**TASK DESCRIPTION:** Pictures do not belong in the copy; quote every entry below exactly.

**SOURCE RECORDS:**
|---|

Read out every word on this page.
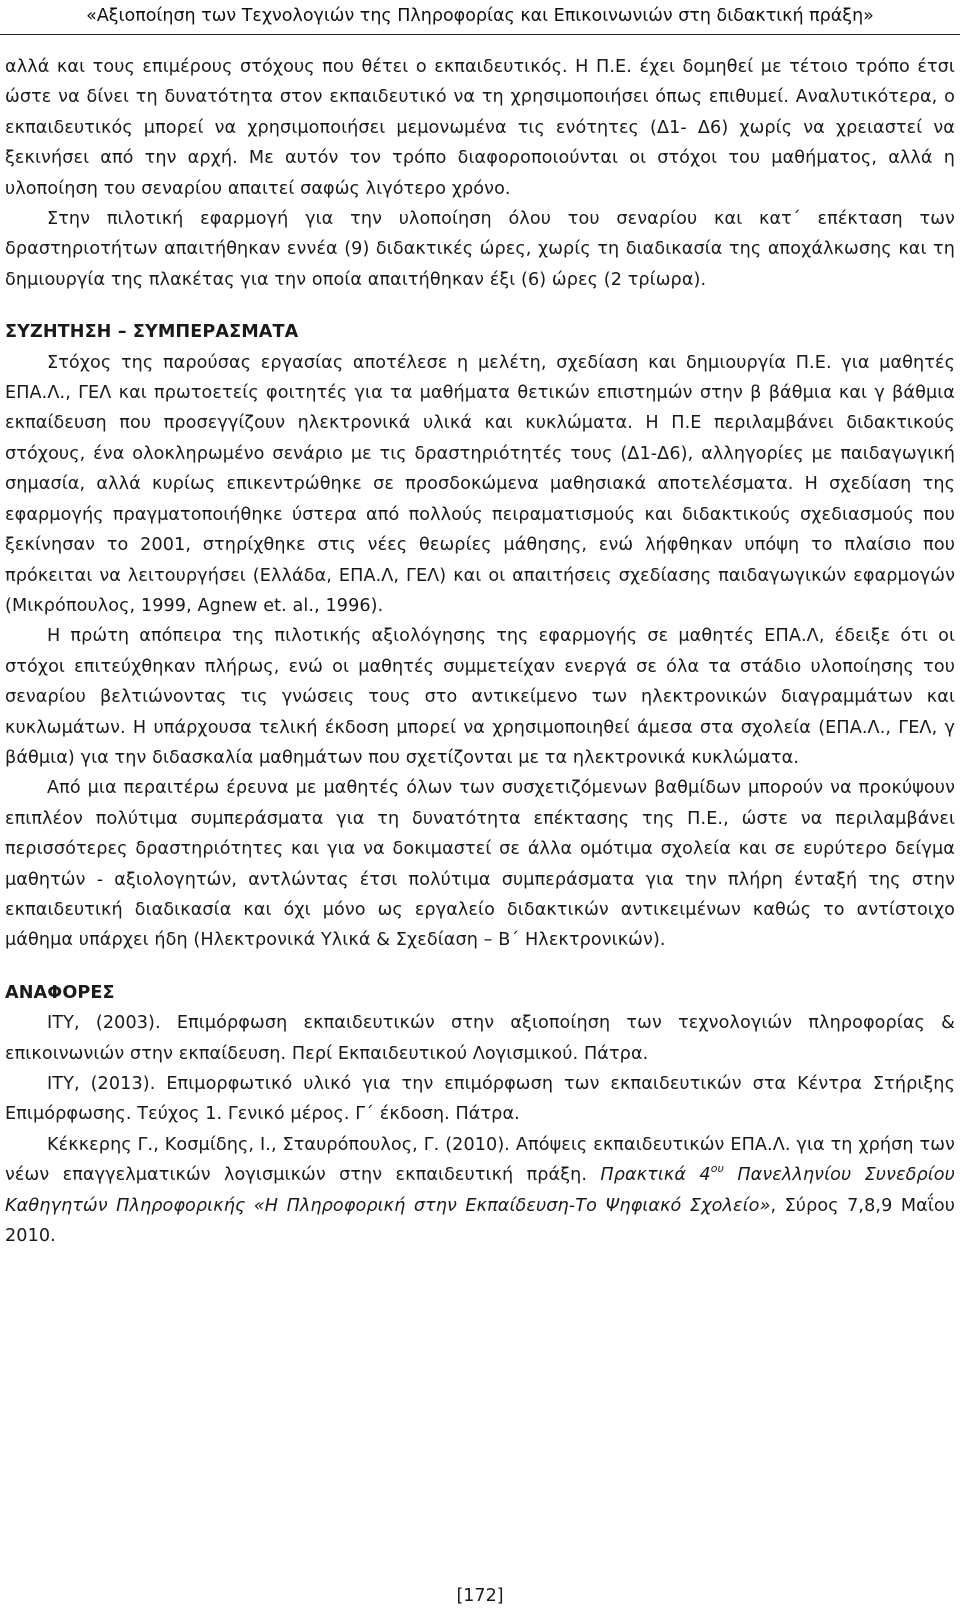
«Αξιοποίηση των Τεχνολογιών της Πληροφορίας και Επικοινωνιών στη διδακτική πράξη»

αλλά και τους επιμέρους στόχους που θέτει ο εκπαιδευτικός. Η Π.Ε. έχει δομηθεί με τέτοιο τρόπο έτσι ώστε να δίνει τη δυνατότητα στον εκπαιδευτικό να τη χρησιμοποιήσει όπως επιθυμεί. Αναλυτικότερα, ο εκπαιδευτικός μπορεί να χρησιμοποιήσει μεμονωμένα τις ενότητες (Δ1- Δ6) χωρίς να χρειαστεί να ξεκινήσει από την αρχή. Με αυτόν τον τρόπο διαφοροποιούνται οι στόχοι του μαθήματος, αλλά η υλοποίηση του σεναρίου απαιτεί σαφώς λιγότερο χρόνο.

Στην πιλοτική εφαρμογή για την υλοποίηση όλου του σεναρίου και κατ΄ επέκταση των δραστηριοτήτων απαιτήθηκαν εννέα (9) διδακτικές ώρες, χωρίς τη διαδικασία της αποχάλκωσης και τη δημιουργία της πλακέτας για την οποία απαιτήθηκαν έξι (6) ώρες (2 τρίωρα).

ΣΥΖΗΤΗΣΗ – ΣΥΜΠΕΡΑΣΜΑΤΑ

Στόχος της παρούσας εργασίας αποτέλεσε η μελέτη, σχεδίαση και δημιουργία Π.Ε. για μαθητές ΕΠΑ.Λ., ΓΕΛ και πρωτοετείς φοιτητές για τα μαθήματα θετικών επιστημών στην β βάθμια και γ βάθμια εκπαίδευση που προσεγγίζουν ηλεκτρονικά υλικά και κυκλώματα. Η Π.Ε περιλαμβάνει διδακτικούς στόχους, ένα ολοκληρωμένο σενάριο με τις δραστηριότητές τους (Δ1-Δ6), αλληγορίες με παιδαγωγική σημασία, αλλά κυρίως επικεντρώθηκε σε προσδοκώμενα μαθησιακά αποτελέσματα. Η σχεδίαση της εφαρμογής πραγματοποιήθηκε ύστερα από πολλούς πειραματισμούς και διδακτικούς σχεδιασμούς που ξεκίνησαν το 2001, στηρίχθηκε στις νέες θεωρίες μάθησης, ενώ λήφθηκαν υπόψη το πλαίσιο που πρόκειται να λειτουργήσει (Ελλάδα, ΕΠΑ.Λ, ΓΕΛ) και οι απαιτήσεις σχεδίασης παιδαγωγικών εφαρμογών (Μικρόπουλος, 1999, Agnew et. al., 1996).

Η πρώτη απόπειρα της πιλοτικής αξιολόγησης της εφαρμογής σε μαθητές ΕΠΑ.Λ, έδειξε ότι οι στόχοι επιτεύχθηκαν πλήρως, ενώ οι μαθητές συμμετείχαν ενεργά σε όλα τα στάδιο υλοποίησης του σεναρίου βελτιώνοντας τις γνώσεις τους στο αντικείμενο των ηλεκτρονικών διαγραμμάτων και κυκλωμάτων. Η υπάρχουσα τελική έκδοση μπορεί να χρησιμοποιηθεί άμεσα στα σχολεία (ΕΠΑ.Λ., ΓΕΛ, γ βάθμια) για την διδασκαλία μαθημάτων που σχετίζονται με τα ηλεκτρονικά κυκλώματα.

Από μια περαιτέρω έρευνα με μαθητές όλων των συσχετιζόμενων βαθμίδων μπορούν να προκύψουν επιπλέον πολύτιμα συμπεράσματα για τη δυνατότητα επέκτασης της Π.Ε., ώστε να περιλαμβάνει περισσότερες δραστηριότητες και για να δοκιμαστεί σε άλλα ομότιμα σχολεία και σε ευρύτερο δείγμα μαθητών - αξιολογητών, αντλώντας έτσι πολύτιμα συμπεράσματα για την πλήρη ένταξή της στην εκπαιδευτική διαδικασία και όχι μόνο ως εργαλείο διδακτικών αντικειμένων καθώς το αντίστοιχο μάθημα υπάρχει ήδη (Ηλεκτρονικά Υλικά & Σχεδίαση – Β΄ Ηλεκτρονικών).

ΑΝΑΦΟΡΕΣ

ΙΤΥ, (2003). Επιμόρφωση εκπαιδευτικών στην αξιοποίηση των τεχνολογιών πληροφορίας & επικοινωνιών στην εκπαίδευση. Περί Εκπαιδευτικού Λογισμικού. Πάτρα.

ΙΤΥ, (2013). Επιμορφωτικό υλικό για την επιμόρφωση των εκπαιδευτικών στα Κέντρα Στήριξης Επιμόρφωσης. Τεύχος 1. Γενικό μέρος. Γ΄ έκδοση. Πάτρα.

Κέκκερης Γ., Κοσμίδης, Ι., Σταυρόπουλος, Γ. (2010). Απόψεις εκπαιδευτικών ΕΠΑ.Λ. για τη χρήση των νέων επαγγελματικών λογισμικών στην εκπαιδευτική πράξη. Πρακτικά $4^{o\upsilon}$ Πανελληνίου Συνεδρίου Καθηγητών Πληροφορικής «Η Πληροφορική στην Εκπαίδευση-Το Ψηφιακό Σχολείο», Σύρος 7,8,9 Μαΐου 2010.

[172]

|---|

**RESPONSE:**
Read out every word on this page.
«Αξιοποίηση των Τεχνολογιών της Πληροφορίας και Επικοινωνιών στη διδακτική πράξη»

αλλά και τους επιμέρους στόχους που θέτει ο εκπαιδευτικός. Η Π.Ε. έχει δομηθεί με τέτοιο τρόπο έτσι ώστε να δίνει τη δυνατότητα στον εκπαιδευτικό να τη χρησιμοποιήσει όπως επιθυμεί. Αναλυτικότερα, ο εκπαιδευτικός μπορεί να χρησιμοποιήσει μεμονωμένα τις ενότητες (Δ1- Δ6) χωρίς να χρειαστεί να ξεκινήσει από την αρχή. Με αυτόν τον τρόπο διαφοροποιούνται οι στόχοι του μαθήματος, αλλά η υλοποίηση του σεναρίου απαιτεί σαφώς λιγότερο χρόνο.

Στην πιλοτική εφαρμογή για την υλοποίηση όλου του σεναρίου και κατ΄ επέκταση των δραστηριοτήτων απαιτήθηκαν εννέα (9) διδακτικές ώρες, χωρίς τη διαδικασία της αποχάλκωσης και τη δημιουργία της πλακέτας για την οποία απαιτήθηκαν έξι (6) ώρες (2 τρίωρα).

ΣΥΖΗΤΗΣΗ – ΣΥΜΠΕΡΑΣΜΑΤΑ

Στόχος της παρούσας εργασίας αποτέλεσε η μελέτη, σχεδίαση και δημιουργία Π.Ε. για μαθητές ΕΠΑ.Λ., ΓΕΛ και πρωτοετείς φοιτητές για τα μαθήματα θετικών επιστημών στην β βάθμια και γ βάθμια εκπαίδευση που προσεγγίζουν ηλεκτρονικά υλικά και κυκλώματα. Η Π.Ε περιλαμβάνει διδακτικούς στόχους, ένα ολοκληρωμένο σενάριο με τις δραστηριότητές τους (Δ1-Δ6), αλληγορίες με παιδαγωγική σημασία, αλλά κυρίως επικεντρώθηκε σε προσδοκώμενα μαθησιακά αποτελέσματα. Η σχεδίαση της εφαρμογής πραγματοποιήθηκε ύστερα από πολλούς πειραματισμούς και διδακτικούς σχεδιασμούς που ξεκίνησαν το 2001, στηρίχθηκε στις νέες θεωρίες μάθησης, ενώ λήφθηκαν υπόψη το πλαίσιο που πρόκειται να λειτουργήσει (Ελλάδα, ΕΠΑ.Λ, ΓΕΛ) και οι απαιτήσεις σχεδίασης παιδαγωγικών εφαρμογών (Μικρόπουλος, 1999, Agnew et. al., 1996).

Η πρώτη απόπειρα της πιλοτικής αξιολόγησης της εφαρμογής σε μαθητές ΕΠΑ.Λ, έδειξε ότι οι στόχοι επιτεύχθηκαν πλήρως, ενώ οι μαθητές συμμετείχαν ενεργά σε όλα τα στάδιο υλοποίησης του σεναρίου βελτιώνοντας τις γνώσεις τους στο αντικείμενο των ηλεκτρονικών διαγραμμάτων και κυκλωμάτων. Η υπάρχουσα τελική έκδοση μπορεί να χρησιμοποιηθεί άμεσα στα σχολεία (ΕΠΑ.Λ., ΓΕΛ, γ βάθμια) για την διδασκαλία μαθημάτων που σχετίζονται με τα ηλεκτρονικά κυκλώματα.

Από μια περαιτέρω έρευνα με μαθητές όλων των συσχετιζόμενων βαθμίδων μπορούν να προκύψουν επιπλέον πολύτιμα συμπεράσματα για τη δυνατότητα επέκτασης της Π.Ε., ώστε να περιλαμβάνει περισσότερες δραστηριότητες και για να δοκιμαστεί σε άλλα ομότιμα σχολεία και σε ευρύτερο δείγμα μαθητών - αξιολογητών, αντλώντας έτσι πολύτιμα συμπεράσματα για την πλήρη ένταξή της στην εκπαιδευτική διαδικασία και όχι μόνο ως εργαλείο διδακτικών αντικειμένων καθώς το αντίστοιχο μάθημα υπάρχει ήδη (Ηλεκτρονικά Υλικά & Σχεδίαση – Β΄ Ηλεκτρονικών).

ΑΝΑΦΟΡΕΣ

ΙΤΥ, (2003). Επιμόρφωση εκπαιδευτικών στην αξιοποίηση των τεχνολογιών πληροφορίας & επικοινωνιών στην εκπαίδευση. Περί Εκπαιδευτικού Λογισμικού. Πάτρα.

ΙΤΥ, (2013). Επιμορφωτικό υλικό για την επιμόρφωση των εκπαιδευτικών στα Κέντρα Στήριξης Επιμόρφωσης. Τεύχος 1. Γενικό μέρος. Γ΄ έκδοση. Πάτρα.

Κέκκερης Γ., Κοσμίδης, Ι., Σταυρόπουλος, Γ. (2010). Απόψεις εκπαιδευτικών ΕΠΑ.Λ. για τη χρήση των νέων επαγγελματικών λογισμικών στην εκπαιδευτική πράξη. Πρακτικά $4^{o\upsilon}$ Πανελληνίου Συνεδρίου Καθηγητών Πληροφορικής «Η Πληροφορική στην Εκπαίδευση-Το Ψηφιακό Σχολείο», Σύρος 7,8,9 Μαΐου 2010.

[172]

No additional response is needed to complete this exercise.